▶ **The task**
Each entry below is to be printed verbatim.

▶ **Records**
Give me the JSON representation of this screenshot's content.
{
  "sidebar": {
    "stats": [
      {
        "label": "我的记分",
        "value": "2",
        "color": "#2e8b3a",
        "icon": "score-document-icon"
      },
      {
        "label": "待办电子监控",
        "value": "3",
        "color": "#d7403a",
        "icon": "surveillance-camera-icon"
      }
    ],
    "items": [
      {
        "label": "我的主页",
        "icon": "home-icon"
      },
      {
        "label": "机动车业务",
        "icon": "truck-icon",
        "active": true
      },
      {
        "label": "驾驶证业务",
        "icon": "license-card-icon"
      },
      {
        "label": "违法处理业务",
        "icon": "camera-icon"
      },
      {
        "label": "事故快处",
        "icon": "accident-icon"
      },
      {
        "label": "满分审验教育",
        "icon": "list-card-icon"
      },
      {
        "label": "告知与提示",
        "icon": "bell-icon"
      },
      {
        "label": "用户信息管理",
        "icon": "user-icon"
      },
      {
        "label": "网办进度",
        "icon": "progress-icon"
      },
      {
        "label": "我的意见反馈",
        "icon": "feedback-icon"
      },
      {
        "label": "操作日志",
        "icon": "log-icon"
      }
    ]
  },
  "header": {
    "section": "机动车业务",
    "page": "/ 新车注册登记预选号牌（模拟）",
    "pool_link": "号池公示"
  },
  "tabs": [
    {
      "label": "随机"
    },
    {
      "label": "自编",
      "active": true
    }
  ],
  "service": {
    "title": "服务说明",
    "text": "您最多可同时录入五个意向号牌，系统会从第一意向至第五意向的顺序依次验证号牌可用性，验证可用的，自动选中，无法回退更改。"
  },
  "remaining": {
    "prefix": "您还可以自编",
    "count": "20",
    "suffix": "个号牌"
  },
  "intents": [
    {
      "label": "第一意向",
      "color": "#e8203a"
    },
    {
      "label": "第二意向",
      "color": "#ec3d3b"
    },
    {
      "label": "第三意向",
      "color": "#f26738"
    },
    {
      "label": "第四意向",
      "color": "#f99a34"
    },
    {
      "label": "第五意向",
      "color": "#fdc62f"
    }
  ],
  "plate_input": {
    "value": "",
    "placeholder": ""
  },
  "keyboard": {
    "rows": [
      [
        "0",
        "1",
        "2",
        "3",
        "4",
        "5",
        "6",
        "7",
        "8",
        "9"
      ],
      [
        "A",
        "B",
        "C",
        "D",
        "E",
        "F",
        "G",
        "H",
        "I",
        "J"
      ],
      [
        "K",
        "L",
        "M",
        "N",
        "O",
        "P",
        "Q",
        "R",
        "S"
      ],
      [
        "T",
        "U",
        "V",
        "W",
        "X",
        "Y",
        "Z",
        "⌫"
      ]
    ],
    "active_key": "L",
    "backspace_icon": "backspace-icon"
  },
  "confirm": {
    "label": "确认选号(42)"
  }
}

▶ **Finished answer**
Give me the JSON representation of this screenshot's content.
{
  "sidebar": {
    "stats": [
      {
        "label": "我的记分",
        "value": "2",
        "color": "#2e8b3a",
        "icon": "score-document-icon"
      },
      {
        "label": "待办电子监控",
        "value": "3",
        "color": "#d7403a",
        "icon": "surveillance-camera-icon"
      }
    ],
    "items": [
      {
        "label": "我的主页",
        "icon": "home-icon"
      },
      {
        "label": "机动车业务",
        "icon": "truck-icon",
        "active": true
      },
      {
        "label": "驾驶证业务",
        "icon": "license-card-icon"
      },
      {
        "label": "违法处理业务",
        "icon": "camera-icon"
      },
      {
        "label": "事故快处",
        "icon": "accident-icon"
      },
      {
        "label": "满分审验教育",
        "icon": "list-card-icon"
      },
      {
        "label": "告知与提示",
        "icon": "bell-icon"
      },
      {
        "label": "用户信息管理",
        "icon": "user-icon"
      },
      {
        "label": "网办进度",
        "icon": "progress-icon"
      },
      {
        "label": "我的意见反馈",
        "icon": "feedback-icon"
      },
      {
        "label": "操作日志",
        "icon": "log-icon"
      }
    ]
  },
  "header": {
    "section": "机动车业务",
    "page": "/ 新车注册登记预选号牌（模拟）",
    "pool_link": "号池公示"
  },
  "tabs": [
    {
      "label": "随机"
    },
    {
      "label": "自编",
      "active": true
    }
  ],
  "service": {
    "title": "服务说明",
    "text": "您最多可同时录入五个意向号牌，系统会从第一意向至第五意向的顺序依次验证号牌可用性，验证可用的，自动选中，无法回退更改。"
  },
  "remaining": {
    "prefix": "您还可以自编",
    "count": "20",
    "suffix": "个号牌"
  },
  "intents": [
    {
      "label": "第一意向",
      "color": "#e8203a"
    },
    {
      "label": "第二意向",
      "color": "#ec3d3b"
    },
    {
      "label": "第三意向",
      "color": "#f26738"
    },
    {
      "label": "第四意向",
      "color": "#f99a34"
    },
    {
      "label": "第五意向",
      "color": "#fdc62f"
    }
  ],
  "plate_input": {
    "value": "",
    "placeholder": ""
  },
  "keyboard": {
    "rows": [
      [
        "0",
        "1",
        "2",
        "3",
        "4",
        "5",
        "6",
        "7",
        "8",
        "9"
      ],
      [
        "A",
        "B",
        "C",
        "D",
        "E",
        "F",
        "G",
        "H",
        "I",
        "J"
      ],
      [
        "K",
        "L",
        "M",
        "N",
        "O",
        "P",
        "Q",
        "R",
        "S"
      ],
      [
        "T",
        "U",
        "V",
        "W",
        "X",
        "Y",
        "Z",
        "⌫"
      ]
    ],
    "active_key": "L",
    "backspace_icon": "backspace-icon"
  },
  "confirm": {
    "label": "确认选号(42)"
  }
}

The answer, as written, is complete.